— Work instructions —
Look over the material for the string "telefonboken". Copy every line where it turns up.
******
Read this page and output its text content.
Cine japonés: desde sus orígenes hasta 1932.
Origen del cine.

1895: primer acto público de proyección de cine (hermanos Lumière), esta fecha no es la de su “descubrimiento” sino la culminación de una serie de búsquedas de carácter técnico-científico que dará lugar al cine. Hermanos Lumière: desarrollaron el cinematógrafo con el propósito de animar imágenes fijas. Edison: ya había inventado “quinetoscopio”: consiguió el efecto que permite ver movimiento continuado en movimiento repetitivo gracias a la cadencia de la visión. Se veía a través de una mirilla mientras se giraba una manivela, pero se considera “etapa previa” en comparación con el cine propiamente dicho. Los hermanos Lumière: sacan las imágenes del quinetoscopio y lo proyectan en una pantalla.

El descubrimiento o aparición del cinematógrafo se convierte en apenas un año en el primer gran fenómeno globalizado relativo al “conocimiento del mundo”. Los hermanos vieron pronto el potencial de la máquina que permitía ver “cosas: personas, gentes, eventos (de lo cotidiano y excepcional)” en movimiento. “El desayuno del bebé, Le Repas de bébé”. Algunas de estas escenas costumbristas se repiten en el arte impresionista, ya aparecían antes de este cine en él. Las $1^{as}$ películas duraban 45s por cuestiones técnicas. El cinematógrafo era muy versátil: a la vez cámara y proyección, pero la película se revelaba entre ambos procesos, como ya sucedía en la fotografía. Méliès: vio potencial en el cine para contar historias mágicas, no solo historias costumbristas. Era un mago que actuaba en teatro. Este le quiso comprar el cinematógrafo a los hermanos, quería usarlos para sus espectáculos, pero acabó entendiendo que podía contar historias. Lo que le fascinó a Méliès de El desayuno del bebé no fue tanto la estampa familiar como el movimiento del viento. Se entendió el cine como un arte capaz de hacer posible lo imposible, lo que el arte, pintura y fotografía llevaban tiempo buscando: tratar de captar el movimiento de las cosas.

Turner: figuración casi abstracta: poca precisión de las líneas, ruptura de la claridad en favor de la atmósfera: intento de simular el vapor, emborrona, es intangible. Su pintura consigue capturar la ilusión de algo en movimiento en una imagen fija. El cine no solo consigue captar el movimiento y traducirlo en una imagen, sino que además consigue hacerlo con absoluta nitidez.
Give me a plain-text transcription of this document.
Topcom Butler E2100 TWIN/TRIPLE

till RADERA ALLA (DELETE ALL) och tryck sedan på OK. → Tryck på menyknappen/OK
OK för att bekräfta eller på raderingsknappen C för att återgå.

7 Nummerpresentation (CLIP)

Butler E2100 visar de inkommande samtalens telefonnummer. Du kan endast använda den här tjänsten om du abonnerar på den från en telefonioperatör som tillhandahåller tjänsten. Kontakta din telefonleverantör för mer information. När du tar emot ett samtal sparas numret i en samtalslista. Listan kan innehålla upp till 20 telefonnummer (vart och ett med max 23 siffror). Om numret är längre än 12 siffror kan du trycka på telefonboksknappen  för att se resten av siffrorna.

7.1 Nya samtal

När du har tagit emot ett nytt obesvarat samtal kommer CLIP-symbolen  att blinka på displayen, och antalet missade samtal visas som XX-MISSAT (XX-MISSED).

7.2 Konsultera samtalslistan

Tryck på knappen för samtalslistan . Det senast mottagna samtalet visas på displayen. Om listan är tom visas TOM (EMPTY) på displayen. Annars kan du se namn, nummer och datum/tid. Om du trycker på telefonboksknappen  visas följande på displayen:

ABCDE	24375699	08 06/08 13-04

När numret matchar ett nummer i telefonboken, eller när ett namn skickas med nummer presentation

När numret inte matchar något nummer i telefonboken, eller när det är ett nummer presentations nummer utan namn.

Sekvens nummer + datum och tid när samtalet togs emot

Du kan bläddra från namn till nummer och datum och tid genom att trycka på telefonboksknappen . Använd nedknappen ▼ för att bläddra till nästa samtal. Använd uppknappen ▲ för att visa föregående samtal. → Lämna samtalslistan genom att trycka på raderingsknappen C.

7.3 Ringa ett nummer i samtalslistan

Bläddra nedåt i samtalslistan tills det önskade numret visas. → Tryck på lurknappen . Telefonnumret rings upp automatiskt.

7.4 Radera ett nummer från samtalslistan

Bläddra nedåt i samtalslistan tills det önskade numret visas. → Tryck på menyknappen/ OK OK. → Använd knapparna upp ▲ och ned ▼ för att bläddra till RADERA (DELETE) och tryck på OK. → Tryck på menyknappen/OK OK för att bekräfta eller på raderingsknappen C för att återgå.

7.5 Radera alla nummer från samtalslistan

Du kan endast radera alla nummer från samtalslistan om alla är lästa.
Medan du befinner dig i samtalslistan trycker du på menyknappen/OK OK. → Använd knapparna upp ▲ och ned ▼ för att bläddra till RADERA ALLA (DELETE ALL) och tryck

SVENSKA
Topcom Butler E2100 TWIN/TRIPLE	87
******
— Task response —
När numret matchar ett nummer i telefonboken, eller när ett namn skickas med nummer presentation
När numret inte matchar något nummer i telefonboken, eller när det är ett nummer presentations nummer utan namn.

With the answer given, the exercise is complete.